* WHAT NEEDS TO BE DONE
Copy out every record below, word for word.

* DATASET ROWS
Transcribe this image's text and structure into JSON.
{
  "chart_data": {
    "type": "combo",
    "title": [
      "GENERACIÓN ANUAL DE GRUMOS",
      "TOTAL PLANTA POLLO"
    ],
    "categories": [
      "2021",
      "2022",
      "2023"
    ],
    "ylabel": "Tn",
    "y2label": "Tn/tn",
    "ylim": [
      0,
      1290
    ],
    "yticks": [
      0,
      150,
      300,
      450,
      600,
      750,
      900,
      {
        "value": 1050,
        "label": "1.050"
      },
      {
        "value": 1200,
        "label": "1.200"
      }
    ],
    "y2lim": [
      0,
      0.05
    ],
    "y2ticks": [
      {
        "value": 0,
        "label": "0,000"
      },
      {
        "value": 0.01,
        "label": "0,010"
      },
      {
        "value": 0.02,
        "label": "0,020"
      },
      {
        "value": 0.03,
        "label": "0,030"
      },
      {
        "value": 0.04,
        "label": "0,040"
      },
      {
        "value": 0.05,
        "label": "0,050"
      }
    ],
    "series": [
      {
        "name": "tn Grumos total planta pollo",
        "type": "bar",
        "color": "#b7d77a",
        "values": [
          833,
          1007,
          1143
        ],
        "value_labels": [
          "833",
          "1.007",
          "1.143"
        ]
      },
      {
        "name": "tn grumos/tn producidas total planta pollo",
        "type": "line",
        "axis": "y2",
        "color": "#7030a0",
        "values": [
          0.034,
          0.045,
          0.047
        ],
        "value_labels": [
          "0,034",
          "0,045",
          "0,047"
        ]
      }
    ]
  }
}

* EXERCISE OUTPUT
Transcribe this image's text and structure into JSON.
{
  "chart_data": {
    "type": "combo",
    "title": [
      "GENERACIÓN ANUAL DE GRUMOS",
      "TOTAL PLANTA POLLO"
    ],
    "categories": [
      "2021",
      "2022",
      "2023"
    ],
    "ylabel": "Tn",
    "y2label": "Tn/tn",
    "ylim": [
      0,
      1290
    ],
    "yticks": [
      0,
      150,
      300,
      450,
      600,
      750,
      900,
      {
        "value": 1050,
        "label": "1.050"
      },
      {
        "value": 1200,
        "label": "1.200"
      }
    ],
    "y2lim": [
      0,
      0.05
    ],
    "y2ticks": [
      {
        "value": 0,
        "label": "0,000"
      },
      {
        "value": 0.01,
        "label": "0,010"
      },
      {
        "value": 0.02,
        "label": "0,020"
      },
      {
        "value": 0.03,
        "label": "0,030"
      },
      {
        "value": 0.04,
        "label": "0,040"
      },
      {
        "value": 0.05,
        "label": "0,050"
      }
    ],
    "series": [
      {
        "name": "tn Grumos total planta pollo",
        "type": "bar",
        "color": "#b7d77a",
        "values": [
          833,
          1007,
          1143
        ],
        "value_labels": [
          "833",
          "1.007",
          "1.143"
        ]
      },
      {
        "name": "tn grumos/tn producidas total planta pollo",
        "type": "line",
        "axis": "y2",
        "color": "#7030a0",
        "values": [
          0.034,
          0.045,
          0.047
        ],
        "value_labels": [
          "0,034",
          "0,045",
          "0,047"
        ]
      }
    ]
  }
}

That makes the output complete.